Requirement: Every record below should be written out exactly; pictures stay out.
··· Material for this task
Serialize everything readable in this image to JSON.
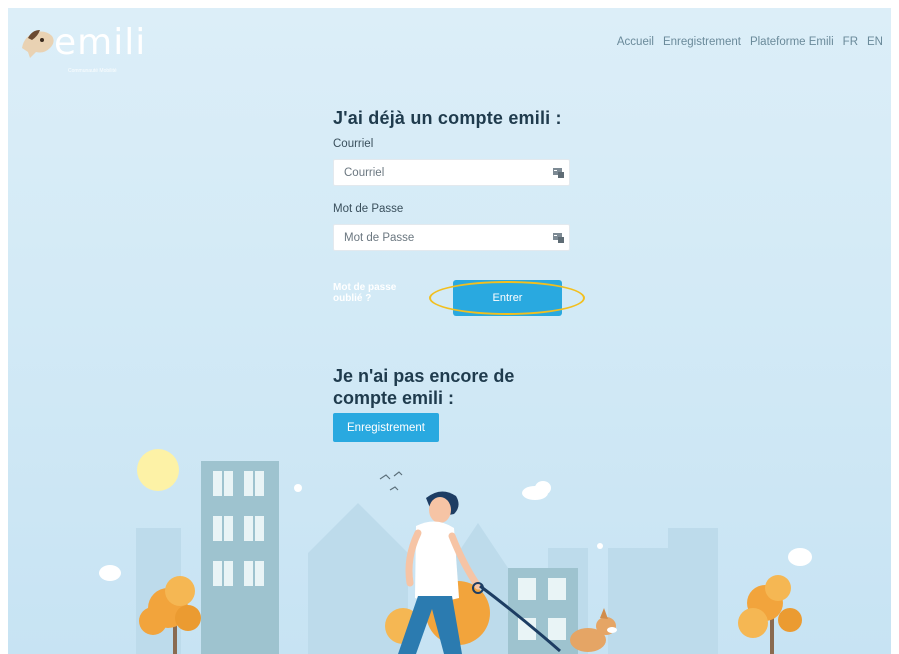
{
  "brand": {
    "logo_text": "emili",
    "tagline": "Communauté Mobilité"
  },
  "nav": {
    "items": [
      {
        "label": "Accueil"
      },
      {
        "label": "Enregistrement"
      },
      {
        "label": "Plateforme Emili"
      },
      {
        "label": "FR"
      },
      {
        "label": "EN"
      }
    ]
  },
  "login": {
    "heading": "J'ai déjà un compte emili :",
    "email_label": "Courriel",
    "email_placeholder": "Courriel",
    "password_label": "Mot de Passe",
    "password_placeholder": "Mot de Passe",
    "forgot_label": "Mot de passe oublié ?",
    "submit_label": "Entrer"
  },
  "register": {
    "heading": "Je n'ai pas encore de compte emili :",
    "button_label": "Enregistrement"
  },
  "colors": {
    "accent": "#29a9e0",
    "highlight": "#f2bf1f",
    "heading": "#1f3b4d",
    "background": "#d3eaf6"
  },
  "icons": {
    "field_icon": "id-card-icon",
    "logo_mark": "dog-logo-icon"
  }
}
······
Solution to this exercise:
Serialize everything readable in this image to JSON.
{
  "brand": {
    "logo_text": "emili",
    "tagline": "Communauté Mobilité"
  },
  "nav": {
    "items": [
      {
        "label": "Accueil"
      },
      {
        "label": "Enregistrement"
      },
      {
        "label": "Plateforme Emili"
      },
      {
        "label": "FR"
      },
      {
        "label": "EN"
      }
    ]
  },
  "login": {
    "heading": "J'ai déjà un compte emili :",
    "email_label": "Courriel",
    "email_placeholder": "Courriel",
    "password_label": "Mot de Passe",
    "password_placeholder": "Mot de Passe",
    "forgot_label": "Mot de passe oublié ?",
    "submit_label": "Entrer"
  },
  "register": {
    "heading": "Je n'ai pas encore de compte emili :",
    "button_label": "Enregistrement"
  },
  "colors": {
    "accent": "#29a9e0",
    "highlight": "#f2bf1f",
    "heading": "#1f3b4d",
    "background": "#d3eaf6"
  },
  "icons": {
    "field_icon": "id-card-icon",
    "logo_mark": "dog-logo-icon"
  }
}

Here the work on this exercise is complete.